[Collection entries]
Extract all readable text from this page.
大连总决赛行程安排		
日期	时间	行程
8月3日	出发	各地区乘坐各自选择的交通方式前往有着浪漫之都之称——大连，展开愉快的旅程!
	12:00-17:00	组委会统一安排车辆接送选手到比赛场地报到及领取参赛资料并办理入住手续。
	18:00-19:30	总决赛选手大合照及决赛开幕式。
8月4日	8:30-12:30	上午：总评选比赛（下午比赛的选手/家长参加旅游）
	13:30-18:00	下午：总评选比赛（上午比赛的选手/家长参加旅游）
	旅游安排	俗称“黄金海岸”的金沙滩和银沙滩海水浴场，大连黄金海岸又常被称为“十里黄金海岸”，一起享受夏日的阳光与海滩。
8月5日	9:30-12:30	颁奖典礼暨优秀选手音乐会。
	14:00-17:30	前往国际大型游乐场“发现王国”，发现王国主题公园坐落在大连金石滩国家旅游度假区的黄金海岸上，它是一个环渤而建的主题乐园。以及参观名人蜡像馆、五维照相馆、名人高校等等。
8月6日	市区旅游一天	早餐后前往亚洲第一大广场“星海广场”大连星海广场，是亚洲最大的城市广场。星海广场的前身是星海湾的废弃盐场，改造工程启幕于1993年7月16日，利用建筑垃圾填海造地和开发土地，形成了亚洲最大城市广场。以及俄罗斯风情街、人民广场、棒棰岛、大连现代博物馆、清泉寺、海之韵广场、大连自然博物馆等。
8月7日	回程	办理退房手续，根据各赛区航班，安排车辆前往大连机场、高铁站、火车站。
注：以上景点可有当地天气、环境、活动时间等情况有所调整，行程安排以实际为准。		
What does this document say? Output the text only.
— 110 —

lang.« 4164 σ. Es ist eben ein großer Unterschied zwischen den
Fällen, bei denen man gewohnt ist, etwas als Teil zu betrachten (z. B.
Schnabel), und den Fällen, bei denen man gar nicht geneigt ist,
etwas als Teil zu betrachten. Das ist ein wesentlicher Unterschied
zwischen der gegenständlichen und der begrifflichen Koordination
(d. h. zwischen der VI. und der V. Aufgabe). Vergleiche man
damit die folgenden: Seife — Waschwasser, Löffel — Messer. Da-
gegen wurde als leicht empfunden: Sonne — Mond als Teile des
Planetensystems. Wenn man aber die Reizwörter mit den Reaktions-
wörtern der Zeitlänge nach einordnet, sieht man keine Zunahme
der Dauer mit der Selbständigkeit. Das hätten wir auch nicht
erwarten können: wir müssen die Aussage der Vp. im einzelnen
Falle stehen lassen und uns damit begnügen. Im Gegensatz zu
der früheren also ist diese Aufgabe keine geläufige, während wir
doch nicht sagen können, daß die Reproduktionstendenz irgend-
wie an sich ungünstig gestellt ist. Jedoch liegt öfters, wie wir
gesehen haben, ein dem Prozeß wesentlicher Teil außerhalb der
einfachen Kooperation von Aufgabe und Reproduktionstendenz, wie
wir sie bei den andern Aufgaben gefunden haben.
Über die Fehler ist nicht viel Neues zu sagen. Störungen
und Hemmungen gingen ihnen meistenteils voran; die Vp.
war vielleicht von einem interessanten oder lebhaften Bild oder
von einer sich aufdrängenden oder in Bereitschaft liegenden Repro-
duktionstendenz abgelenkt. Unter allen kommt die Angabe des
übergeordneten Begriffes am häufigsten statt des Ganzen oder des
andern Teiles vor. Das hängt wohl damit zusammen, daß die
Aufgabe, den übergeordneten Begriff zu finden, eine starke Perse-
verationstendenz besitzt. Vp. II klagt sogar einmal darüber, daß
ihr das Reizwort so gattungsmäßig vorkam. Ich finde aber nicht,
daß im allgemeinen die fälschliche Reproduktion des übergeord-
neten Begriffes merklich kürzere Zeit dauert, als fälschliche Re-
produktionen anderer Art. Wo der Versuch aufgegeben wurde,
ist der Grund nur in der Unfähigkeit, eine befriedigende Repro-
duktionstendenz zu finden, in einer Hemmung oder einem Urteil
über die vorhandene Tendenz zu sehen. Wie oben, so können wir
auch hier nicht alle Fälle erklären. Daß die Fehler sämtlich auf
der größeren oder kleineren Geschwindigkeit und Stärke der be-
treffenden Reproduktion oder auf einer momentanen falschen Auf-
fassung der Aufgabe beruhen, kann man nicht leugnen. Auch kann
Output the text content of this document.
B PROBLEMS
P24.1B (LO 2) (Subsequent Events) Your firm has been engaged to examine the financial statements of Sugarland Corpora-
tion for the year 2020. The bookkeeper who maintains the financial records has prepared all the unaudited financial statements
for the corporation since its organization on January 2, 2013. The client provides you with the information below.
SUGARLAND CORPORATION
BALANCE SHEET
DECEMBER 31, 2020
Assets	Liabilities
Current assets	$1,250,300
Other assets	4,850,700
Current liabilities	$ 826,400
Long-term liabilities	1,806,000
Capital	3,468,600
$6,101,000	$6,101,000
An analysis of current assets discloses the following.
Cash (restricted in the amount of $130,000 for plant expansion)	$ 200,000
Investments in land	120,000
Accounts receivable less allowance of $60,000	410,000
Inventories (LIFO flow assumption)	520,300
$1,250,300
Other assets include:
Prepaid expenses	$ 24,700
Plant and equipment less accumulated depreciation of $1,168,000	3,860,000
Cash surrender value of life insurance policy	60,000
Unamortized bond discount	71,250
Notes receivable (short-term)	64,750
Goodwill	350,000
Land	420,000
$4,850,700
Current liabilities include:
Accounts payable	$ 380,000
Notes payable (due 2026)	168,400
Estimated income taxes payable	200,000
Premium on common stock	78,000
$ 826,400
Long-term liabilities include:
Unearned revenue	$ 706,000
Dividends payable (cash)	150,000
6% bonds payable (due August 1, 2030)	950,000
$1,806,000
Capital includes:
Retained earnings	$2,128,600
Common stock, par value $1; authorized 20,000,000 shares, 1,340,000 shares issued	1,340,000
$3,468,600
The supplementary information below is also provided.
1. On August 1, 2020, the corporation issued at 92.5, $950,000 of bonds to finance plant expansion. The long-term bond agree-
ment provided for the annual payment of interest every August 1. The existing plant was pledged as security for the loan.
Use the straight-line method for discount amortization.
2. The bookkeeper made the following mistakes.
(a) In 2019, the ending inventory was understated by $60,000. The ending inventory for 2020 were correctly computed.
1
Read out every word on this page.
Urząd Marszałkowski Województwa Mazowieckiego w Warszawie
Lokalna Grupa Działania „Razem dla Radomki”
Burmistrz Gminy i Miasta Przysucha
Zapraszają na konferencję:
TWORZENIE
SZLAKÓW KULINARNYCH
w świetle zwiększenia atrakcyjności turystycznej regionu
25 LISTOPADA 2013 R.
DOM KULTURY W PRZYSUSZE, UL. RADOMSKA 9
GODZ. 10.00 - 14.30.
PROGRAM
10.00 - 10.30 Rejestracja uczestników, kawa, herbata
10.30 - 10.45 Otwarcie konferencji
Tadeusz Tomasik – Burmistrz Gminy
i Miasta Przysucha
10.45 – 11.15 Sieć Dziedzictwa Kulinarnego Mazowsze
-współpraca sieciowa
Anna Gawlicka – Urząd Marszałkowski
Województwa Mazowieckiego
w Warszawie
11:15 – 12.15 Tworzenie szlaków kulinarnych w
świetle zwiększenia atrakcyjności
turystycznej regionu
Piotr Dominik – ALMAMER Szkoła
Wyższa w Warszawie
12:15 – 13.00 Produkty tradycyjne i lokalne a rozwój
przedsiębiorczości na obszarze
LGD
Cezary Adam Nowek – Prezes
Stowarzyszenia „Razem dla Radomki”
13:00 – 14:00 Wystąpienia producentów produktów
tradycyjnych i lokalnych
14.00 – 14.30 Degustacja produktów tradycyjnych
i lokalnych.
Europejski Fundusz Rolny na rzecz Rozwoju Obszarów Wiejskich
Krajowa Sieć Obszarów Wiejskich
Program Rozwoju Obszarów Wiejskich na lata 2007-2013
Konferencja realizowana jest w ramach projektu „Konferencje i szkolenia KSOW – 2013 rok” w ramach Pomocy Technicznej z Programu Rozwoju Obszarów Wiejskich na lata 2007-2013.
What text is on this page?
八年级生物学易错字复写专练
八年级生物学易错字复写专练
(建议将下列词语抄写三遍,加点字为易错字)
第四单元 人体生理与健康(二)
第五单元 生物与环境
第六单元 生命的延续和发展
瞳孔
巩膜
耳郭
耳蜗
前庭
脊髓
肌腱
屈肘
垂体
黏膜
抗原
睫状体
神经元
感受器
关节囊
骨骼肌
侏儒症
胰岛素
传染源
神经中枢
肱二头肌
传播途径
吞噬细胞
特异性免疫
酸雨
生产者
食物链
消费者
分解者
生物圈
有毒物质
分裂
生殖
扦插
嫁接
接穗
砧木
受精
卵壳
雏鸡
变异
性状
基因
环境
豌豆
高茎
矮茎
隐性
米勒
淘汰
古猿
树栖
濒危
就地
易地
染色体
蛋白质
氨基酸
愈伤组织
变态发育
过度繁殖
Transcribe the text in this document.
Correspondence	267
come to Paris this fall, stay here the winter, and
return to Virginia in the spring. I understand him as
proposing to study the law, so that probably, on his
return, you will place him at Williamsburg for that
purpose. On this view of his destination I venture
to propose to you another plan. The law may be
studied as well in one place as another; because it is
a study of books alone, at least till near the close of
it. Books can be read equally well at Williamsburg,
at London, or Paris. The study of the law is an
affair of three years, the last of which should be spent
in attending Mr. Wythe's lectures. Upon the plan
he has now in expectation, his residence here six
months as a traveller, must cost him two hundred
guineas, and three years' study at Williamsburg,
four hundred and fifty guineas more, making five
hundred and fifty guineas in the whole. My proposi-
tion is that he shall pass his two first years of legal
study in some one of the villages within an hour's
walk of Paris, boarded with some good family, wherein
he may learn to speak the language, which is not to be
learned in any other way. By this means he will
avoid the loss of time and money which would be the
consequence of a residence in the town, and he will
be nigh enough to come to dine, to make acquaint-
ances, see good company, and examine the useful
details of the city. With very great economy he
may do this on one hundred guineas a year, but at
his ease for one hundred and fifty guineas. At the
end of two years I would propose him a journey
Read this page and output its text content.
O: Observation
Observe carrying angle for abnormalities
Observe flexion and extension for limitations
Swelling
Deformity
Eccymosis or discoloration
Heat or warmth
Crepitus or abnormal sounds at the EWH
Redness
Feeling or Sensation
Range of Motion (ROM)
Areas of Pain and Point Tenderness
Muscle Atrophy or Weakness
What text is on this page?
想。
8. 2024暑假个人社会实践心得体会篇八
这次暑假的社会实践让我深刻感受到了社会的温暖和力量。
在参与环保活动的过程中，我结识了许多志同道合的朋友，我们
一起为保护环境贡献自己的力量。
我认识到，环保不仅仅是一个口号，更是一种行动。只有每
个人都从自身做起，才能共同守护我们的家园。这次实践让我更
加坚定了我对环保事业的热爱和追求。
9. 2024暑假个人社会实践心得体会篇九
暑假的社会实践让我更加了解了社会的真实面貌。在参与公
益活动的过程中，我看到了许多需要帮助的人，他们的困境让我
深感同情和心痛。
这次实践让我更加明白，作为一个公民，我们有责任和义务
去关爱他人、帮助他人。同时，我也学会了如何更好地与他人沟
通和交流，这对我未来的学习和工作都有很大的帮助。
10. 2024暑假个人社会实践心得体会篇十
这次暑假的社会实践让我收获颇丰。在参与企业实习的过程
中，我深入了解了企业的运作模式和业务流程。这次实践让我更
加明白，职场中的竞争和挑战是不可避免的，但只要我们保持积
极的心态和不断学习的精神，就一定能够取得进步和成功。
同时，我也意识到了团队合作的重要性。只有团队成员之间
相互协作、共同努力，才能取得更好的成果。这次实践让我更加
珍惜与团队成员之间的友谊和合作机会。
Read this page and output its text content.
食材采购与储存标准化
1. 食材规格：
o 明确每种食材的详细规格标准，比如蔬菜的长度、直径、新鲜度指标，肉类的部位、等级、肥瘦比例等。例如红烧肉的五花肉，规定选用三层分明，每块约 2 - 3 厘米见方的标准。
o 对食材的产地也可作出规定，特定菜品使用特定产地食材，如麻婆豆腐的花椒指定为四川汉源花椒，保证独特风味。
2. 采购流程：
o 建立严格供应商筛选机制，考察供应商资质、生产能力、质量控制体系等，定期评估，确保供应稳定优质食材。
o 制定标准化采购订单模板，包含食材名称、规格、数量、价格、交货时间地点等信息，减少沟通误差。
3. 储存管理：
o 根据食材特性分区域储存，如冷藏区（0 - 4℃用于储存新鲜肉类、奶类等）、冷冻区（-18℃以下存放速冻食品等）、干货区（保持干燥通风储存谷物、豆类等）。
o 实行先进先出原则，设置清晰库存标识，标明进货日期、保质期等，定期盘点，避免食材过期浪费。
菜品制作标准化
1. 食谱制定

- EXERCISE OBJECTIVE
Filter the listing above by the word "können"; copy each line that passes.

- THE COMPLETED TASK
erwarten können: wir müssen die Aussage der Vp. im einzelnen
doch nicht sagen können, daß die Reproduktionstendenz irgend-
über die vorhandene Tendenz zu sehen. Wie oben, so können wir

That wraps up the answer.